## Problem
Write out verbatim the lines of the items, from the first line through the line containing "series-line [61,100,989,254]", with both of these lines included.

Annotated element listings
## START

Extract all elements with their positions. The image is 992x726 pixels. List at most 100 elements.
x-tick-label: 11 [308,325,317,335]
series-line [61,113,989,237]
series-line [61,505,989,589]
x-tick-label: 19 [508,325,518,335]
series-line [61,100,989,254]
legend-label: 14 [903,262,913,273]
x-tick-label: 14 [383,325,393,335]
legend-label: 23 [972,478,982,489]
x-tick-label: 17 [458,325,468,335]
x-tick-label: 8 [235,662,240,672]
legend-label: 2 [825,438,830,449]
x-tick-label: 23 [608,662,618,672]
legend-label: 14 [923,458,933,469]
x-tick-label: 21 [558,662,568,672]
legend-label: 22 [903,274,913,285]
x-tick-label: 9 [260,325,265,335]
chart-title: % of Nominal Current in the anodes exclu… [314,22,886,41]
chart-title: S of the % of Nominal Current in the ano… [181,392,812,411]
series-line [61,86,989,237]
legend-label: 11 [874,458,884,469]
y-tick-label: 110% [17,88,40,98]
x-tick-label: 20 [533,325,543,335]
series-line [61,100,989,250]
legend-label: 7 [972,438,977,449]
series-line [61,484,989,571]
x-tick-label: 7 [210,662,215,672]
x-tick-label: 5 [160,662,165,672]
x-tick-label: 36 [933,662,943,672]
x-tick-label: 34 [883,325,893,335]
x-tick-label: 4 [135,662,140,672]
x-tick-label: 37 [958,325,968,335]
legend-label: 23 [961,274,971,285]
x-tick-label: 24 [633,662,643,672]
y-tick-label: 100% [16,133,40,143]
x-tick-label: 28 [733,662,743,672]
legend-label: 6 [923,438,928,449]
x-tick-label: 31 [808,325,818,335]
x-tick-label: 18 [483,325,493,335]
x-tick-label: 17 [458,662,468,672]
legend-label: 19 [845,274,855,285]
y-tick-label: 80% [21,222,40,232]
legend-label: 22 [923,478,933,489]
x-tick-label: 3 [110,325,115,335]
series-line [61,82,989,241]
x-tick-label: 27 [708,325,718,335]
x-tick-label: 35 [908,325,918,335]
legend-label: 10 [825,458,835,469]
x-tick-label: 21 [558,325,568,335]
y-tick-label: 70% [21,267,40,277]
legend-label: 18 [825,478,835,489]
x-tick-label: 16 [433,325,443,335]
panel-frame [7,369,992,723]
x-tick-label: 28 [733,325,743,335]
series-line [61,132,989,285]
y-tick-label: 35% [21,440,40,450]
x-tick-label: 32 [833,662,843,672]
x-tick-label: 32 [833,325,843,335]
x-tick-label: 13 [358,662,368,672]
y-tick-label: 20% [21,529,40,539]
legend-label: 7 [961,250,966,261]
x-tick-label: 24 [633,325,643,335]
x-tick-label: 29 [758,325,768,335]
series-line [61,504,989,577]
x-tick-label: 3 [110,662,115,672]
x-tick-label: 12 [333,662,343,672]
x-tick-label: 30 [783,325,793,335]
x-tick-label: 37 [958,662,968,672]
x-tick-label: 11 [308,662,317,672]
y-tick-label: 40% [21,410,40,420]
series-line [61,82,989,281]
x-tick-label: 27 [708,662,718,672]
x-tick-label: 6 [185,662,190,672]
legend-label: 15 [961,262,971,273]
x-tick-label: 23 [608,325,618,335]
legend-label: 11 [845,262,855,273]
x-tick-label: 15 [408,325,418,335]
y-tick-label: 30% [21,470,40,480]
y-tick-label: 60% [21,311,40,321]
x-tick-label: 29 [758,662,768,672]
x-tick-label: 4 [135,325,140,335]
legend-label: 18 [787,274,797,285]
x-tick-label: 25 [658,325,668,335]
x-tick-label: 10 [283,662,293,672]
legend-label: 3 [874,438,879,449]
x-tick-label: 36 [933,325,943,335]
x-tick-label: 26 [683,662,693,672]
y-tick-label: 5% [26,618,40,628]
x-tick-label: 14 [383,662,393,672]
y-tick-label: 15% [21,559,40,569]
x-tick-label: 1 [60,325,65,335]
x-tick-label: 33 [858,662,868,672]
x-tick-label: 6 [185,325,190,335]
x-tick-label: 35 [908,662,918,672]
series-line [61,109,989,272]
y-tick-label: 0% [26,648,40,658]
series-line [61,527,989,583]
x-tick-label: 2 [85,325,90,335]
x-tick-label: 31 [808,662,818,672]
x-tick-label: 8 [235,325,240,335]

## END

## Written answer
Extract all elements with their positions. The image is 992x726 pixels. List at most 100 elements.
x-tick-label: 11 [308,325,317,335]
series-line [61,113,989,237]
series-line [61,505,989,589]
x-tick-label: 19 [508,325,518,335]
series-line [61,100,989,254]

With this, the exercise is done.